WORK REQUIRED:
Copy out the lines in the records below word for word, without the pictures.

Element box annotations
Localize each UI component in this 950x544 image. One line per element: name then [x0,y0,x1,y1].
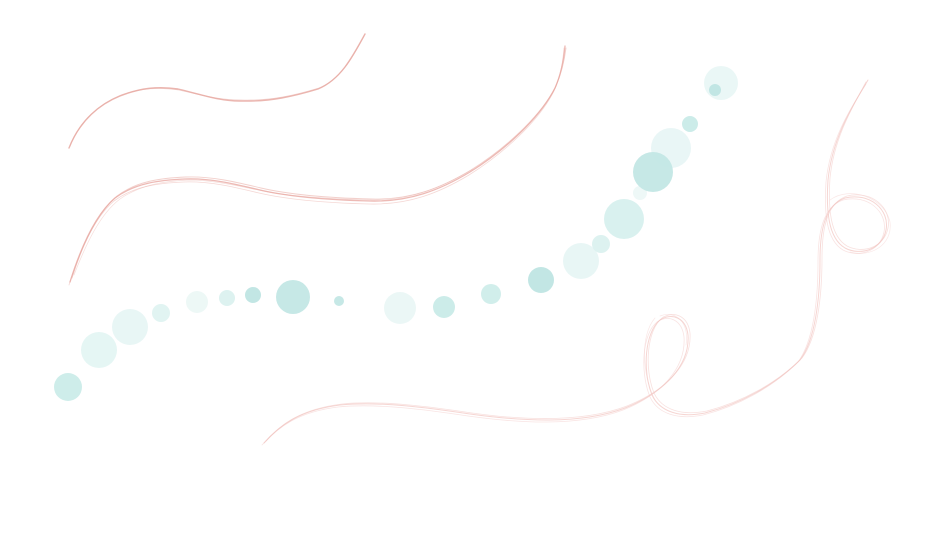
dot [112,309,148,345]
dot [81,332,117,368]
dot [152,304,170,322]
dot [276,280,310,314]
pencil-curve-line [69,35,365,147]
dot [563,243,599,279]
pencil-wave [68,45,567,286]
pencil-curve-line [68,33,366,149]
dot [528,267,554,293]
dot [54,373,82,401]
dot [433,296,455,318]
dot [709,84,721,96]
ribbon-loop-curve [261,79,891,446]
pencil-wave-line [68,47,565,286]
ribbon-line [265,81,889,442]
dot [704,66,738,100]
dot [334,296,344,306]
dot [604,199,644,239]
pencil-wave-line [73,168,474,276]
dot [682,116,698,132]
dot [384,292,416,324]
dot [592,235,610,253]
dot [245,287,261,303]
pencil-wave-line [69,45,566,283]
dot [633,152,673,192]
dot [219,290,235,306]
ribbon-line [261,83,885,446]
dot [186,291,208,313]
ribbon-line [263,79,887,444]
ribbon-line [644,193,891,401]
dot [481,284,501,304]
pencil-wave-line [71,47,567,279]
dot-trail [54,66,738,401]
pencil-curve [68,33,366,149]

RESULT:
Localize each UI component in this 950x544 image. One line per element: name then [x0,y0,x1,y1].
dot [112,309,148,345]
dot [81,332,117,368]
dot [152,304,170,322]
dot [276,280,310,314]
pencil-curve-line [69,35,365,147]
dot [563,243,599,279]
pencil-wave [68,45,567,286]
pencil-curve-line [68,33,366,149]
dot [528,267,554,293]
dot [54,373,82,401]
dot [433,296,455,318]
dot [709,84,721,96]
ribbon-loop-curve [261,79,891,446]
pencil-wave-line [68,47,565,286]
ribbon-line [265,81,889,442]
dot [704,66,738,100]
dot [334,296,344,306]
dot [604,199,644,239]
pencil-wave-line [73,168,474,276]
dot [682,116,698,132]
dot [384,292,416,324]
dot [592,235,610,253]
dot [245,287,261,303]
pencil-wave-line [69,45,566,283]
dot [633,152,673,192]
dot [219,290,235,306]
ribbon-line [261,83,885,446]
dot [186,291,208,313]
ribbon-line [263,79,887,444]
ribbon-line [644,193,891,401]
dot [481,284,501,304]
pencil-wave-line [71,47,567,279]
dot-trail [54,66,738,401]
pencil-curve [68,33,366,149]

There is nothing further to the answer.